• _Text shown_:
## BEGIN

Classification and transformers
lfoppiano opened this issue · comments
I open this in a separate issue (from #131 (comment)), it seems that there is something wrong when using the classification applications with transformers.
If I run something like:
python -m delft.applications.citationClassifier train_eval --fold-count=2 --transformer allenai/scibert_scivocab_cased/dir
loading citation sentiment corpus...
------------------------ fold 0--------------------------------------
Model: "model"
__________________________________________________________________________________________________
Layer (type) Output Shape Param # Connected to
==================================================================================================
input_1 (InputLayer) [(None, 150, 300)] 0 []
bidirectional (Bidirectional) (None, 150, 128) 140544 ['input_1[0][0]']
dropout (Dropout) (None, 150, 128) 0 ['bidirectional[0][0]']
bidirectional_1 (Bidirectional (None, 150, 128) 74496 ['dropout[0][0]']
)
global_max_pooling1d (GlobalMa (None, 128) 0 ['bidirectional_1[0][0]']
xPooling1D)
global_average_pooling1d (Glob (None, 128) 0 ['bidirectional_1[0][0]']
alAveragePooling1D)
concatenate (Concatenate) (None, 256) 0 ['global_max_pooling1d[0][0]',
'global_average_pooling1d[0][0]'
]
dense (Dense) (None, 32) 8224 ['concatenate[0][0]']
dense_1 (Dense) (None, 3) 99 ['dense[0][0]']
==================================================================================================
Total params: 223,363
Trainable params: 223,363
Non-trainable params: 0
__________________________________________________________________________________________________
Traceback (most recent call last):
File "/Users/lfoppiano/opt/anaconda3/envs/delft2/lib/python3.8/runpy.py", line 194, in _run_module_as_main
return _run_code(code, main_globals, None,
File "/Users/lfoppiano/opt/anaconda3/envs/delft2/lib/python3.8/runpy.py", line 87, in _run_code
exec(code, run_globals)
File "/Users/lfoppiano/development/projects/delft/delft/applications/citationClassifier.py", line 159, in <module>
y_test = train_and_eval(embeddings_name, args.fold_count, architecture=architecture, transformer=transformer)
File "/Users/lfoppiano/development/projects/delft/delft/applications/citationClassifier.py", line 75, in train_and_eval
model.train_nfold(x_train, y_train)
File "/Users/lfoppiano/development/projects/delft/delft/textClassification/wrapper.py", line 176, in train_nfold
self.models = train_folds(x_train, y_train, self.model_config, self.training_config, self.embeddings,
File "/Users/lfoppiano/development/projects/delft/delft/textClassification/models.py", line 302, in train_folds
foldModel.train_model(model_config.list_classes, training_config.batch_size, max_epoch, use_roc_auc,
File "/Users/lfoppiano/development/projects/delft/delft/textClassification/models.py", line 153, in train_model
y_pred = self.model.predict(
File "/Users/lfoppiano/opt/anaconda3/envs/delft2/lib/python3.8/site-packages/keras/utils/traceback_utils.py", line 67, in error_handler
raise e.with_traceback(filtered_tb) from None
File "/Users/lfoppiano/development/projects/delft/delft/textClassification/data_generator.py", line 46, in __getitem__
batch_x, batch_y = self.__data_generation(index)

## END

• _Source material_:
## BEGIN

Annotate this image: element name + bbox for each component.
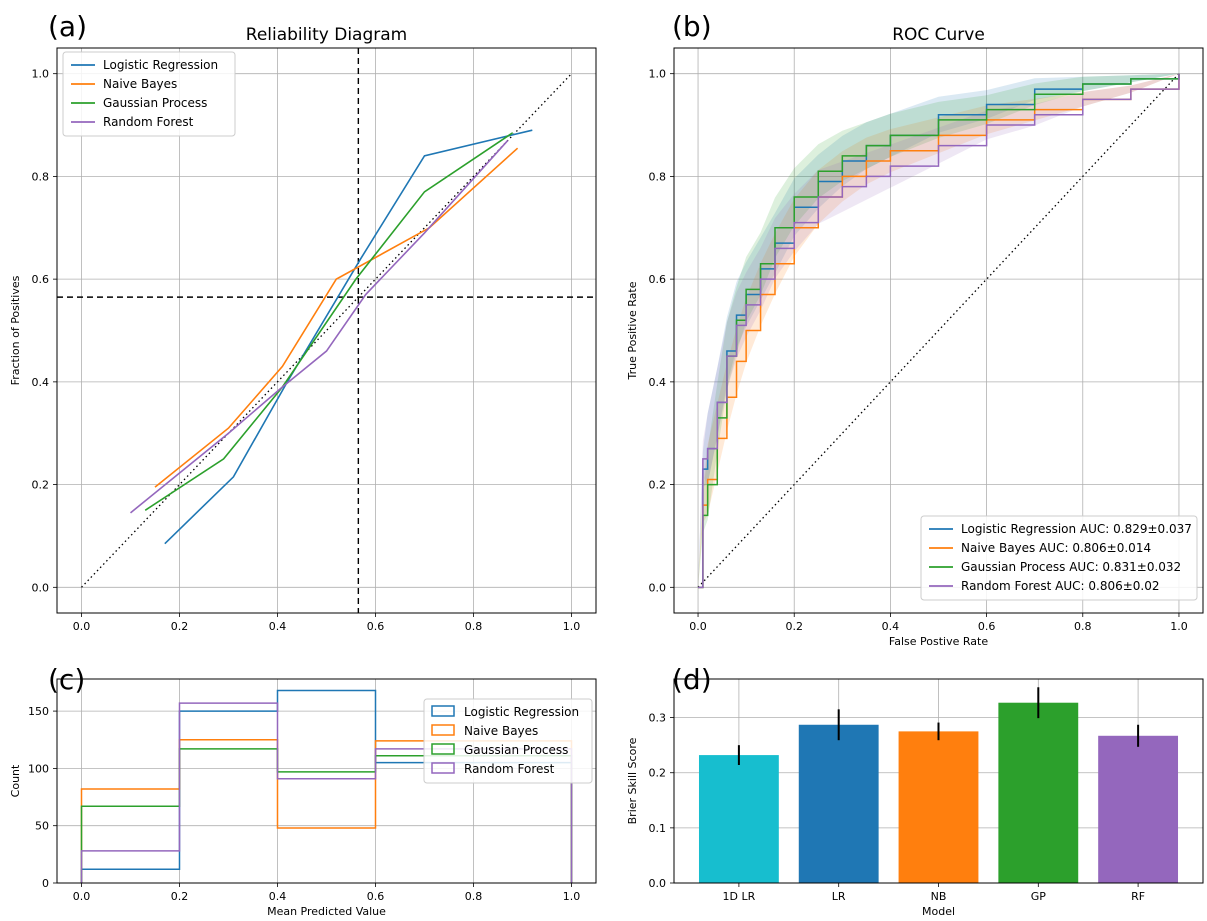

## END

• _What the task requires_: From the issue on classification and transformers, reproduce word for word the passage that runs from "global_max_pooling1d (GlobalMa (None, 128)" up to and including "alAveragePooling1D)".

• _Task solution_:
global_max_pooling1d (GlobalMa (None, 128) 0 ['bidirectional_1[0][0]']
xPooling1D)
global_average_pooling1d (Glob (None, 128) 0 ['bidirectional_1[0][0]']
alAveragePooling1D)